**TASK TO COMPLETE**
Gather every line holding the string "连续击杀ef".
··· MATERIAL PROVIDED
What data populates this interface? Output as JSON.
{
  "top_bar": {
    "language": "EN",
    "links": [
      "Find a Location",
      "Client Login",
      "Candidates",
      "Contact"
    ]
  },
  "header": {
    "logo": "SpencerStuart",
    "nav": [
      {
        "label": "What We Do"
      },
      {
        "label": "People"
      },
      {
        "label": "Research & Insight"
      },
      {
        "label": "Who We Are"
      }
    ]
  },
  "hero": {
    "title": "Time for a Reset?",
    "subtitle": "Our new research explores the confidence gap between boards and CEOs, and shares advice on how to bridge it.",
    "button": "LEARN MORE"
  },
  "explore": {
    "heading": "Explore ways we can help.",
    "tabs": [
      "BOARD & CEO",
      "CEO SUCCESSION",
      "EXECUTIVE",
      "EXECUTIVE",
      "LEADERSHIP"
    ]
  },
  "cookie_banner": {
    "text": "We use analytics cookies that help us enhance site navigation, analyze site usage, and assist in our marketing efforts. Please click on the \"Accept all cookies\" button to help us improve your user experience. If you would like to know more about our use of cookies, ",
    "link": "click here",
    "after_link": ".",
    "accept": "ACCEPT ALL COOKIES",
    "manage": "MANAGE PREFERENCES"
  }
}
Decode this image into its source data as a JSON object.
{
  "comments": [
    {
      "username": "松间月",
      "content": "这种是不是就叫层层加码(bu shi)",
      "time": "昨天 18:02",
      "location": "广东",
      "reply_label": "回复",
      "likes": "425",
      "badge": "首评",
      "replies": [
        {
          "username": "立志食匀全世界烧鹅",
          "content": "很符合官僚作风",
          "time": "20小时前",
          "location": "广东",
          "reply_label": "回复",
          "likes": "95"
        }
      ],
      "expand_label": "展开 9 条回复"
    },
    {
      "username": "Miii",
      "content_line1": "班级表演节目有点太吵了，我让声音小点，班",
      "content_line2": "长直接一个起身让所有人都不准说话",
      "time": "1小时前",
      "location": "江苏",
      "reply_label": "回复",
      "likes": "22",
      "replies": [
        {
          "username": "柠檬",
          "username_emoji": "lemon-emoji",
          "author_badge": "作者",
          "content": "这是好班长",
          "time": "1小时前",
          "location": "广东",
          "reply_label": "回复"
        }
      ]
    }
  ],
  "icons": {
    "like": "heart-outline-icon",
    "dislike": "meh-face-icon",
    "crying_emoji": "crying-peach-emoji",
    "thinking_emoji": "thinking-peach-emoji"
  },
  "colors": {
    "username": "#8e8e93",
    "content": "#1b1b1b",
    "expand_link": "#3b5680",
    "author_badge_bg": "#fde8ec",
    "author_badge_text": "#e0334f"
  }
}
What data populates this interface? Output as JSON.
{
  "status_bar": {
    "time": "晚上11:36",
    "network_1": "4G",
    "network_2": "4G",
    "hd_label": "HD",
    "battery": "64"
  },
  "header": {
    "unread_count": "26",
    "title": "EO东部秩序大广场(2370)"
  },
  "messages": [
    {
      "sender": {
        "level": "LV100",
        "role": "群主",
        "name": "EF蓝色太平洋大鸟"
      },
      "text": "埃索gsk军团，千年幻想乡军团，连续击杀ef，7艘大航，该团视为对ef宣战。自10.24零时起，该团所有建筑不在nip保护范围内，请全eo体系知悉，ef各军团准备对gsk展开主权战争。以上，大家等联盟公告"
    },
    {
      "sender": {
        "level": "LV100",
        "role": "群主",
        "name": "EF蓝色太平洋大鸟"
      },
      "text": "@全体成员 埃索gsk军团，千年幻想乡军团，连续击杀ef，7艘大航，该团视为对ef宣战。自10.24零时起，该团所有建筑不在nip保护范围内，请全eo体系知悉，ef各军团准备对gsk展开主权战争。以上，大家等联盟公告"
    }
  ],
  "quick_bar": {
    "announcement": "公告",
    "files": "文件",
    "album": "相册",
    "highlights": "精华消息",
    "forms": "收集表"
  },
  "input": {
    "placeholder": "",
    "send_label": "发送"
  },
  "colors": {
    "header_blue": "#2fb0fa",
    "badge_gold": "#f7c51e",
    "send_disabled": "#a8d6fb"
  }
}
······
**WORKED SOLUTION**
      "text": "埃索gsk军团，千年幻想乡军团，连续击杀ef，7艘大航，该团视为对ef宣战。自10.24零时起，该团所有建筑不在nip保护范围内，请全eo体系知悉，ef各军团准备对gsk展开主权战争。以上，大家等联盟公告"
      "text": "@全体成员 埃索gsk军团，千年幻想乡军团，连续击杀ef，7艘大航，该团视为对ef宣战。自10.24零时起，该团所有建筑不在nip保护范围内，请全eo体系知悉，ef各军团准备对gsk展开主权战争。以上，大家等联盟公告"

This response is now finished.